## EXERCISE OBJECTIVE
Every line below that contains "document" is to be copied.

## DATASET
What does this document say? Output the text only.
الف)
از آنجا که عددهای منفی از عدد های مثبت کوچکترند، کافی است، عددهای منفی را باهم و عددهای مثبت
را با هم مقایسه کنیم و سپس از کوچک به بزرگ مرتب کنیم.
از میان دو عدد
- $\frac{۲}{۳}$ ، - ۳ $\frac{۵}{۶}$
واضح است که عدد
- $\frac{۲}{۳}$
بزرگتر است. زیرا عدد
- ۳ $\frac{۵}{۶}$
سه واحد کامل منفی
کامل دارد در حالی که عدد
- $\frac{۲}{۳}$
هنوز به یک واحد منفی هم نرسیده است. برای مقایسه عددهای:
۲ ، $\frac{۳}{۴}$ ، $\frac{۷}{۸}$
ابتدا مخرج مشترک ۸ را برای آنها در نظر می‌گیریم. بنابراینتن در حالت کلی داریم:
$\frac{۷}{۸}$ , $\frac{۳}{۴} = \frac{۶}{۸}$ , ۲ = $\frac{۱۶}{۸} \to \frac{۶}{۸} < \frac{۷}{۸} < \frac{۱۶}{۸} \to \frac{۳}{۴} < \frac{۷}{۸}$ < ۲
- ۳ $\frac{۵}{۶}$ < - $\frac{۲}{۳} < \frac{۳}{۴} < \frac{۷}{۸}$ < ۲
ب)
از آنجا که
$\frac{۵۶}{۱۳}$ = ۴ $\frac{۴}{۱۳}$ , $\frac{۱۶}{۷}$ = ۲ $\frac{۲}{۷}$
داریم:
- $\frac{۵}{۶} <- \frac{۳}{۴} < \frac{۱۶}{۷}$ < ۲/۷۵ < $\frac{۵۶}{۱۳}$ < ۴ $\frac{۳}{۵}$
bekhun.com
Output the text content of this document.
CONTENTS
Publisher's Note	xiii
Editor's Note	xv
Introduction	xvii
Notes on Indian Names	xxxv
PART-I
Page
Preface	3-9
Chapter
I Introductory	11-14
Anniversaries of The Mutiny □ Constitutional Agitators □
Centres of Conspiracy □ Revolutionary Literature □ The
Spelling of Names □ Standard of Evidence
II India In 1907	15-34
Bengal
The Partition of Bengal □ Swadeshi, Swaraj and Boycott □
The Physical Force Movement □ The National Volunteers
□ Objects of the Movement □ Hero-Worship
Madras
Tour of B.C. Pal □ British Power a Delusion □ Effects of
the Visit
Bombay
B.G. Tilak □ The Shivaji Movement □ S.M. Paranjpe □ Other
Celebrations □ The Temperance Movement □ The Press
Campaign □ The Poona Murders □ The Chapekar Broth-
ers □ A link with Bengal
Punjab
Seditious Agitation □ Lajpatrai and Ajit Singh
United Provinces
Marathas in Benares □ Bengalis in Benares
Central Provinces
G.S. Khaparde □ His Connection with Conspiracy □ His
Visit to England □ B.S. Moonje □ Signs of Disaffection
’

## OUTPUT OF THE TASK
What does this document say? Output the text only.
Output the text content of this document.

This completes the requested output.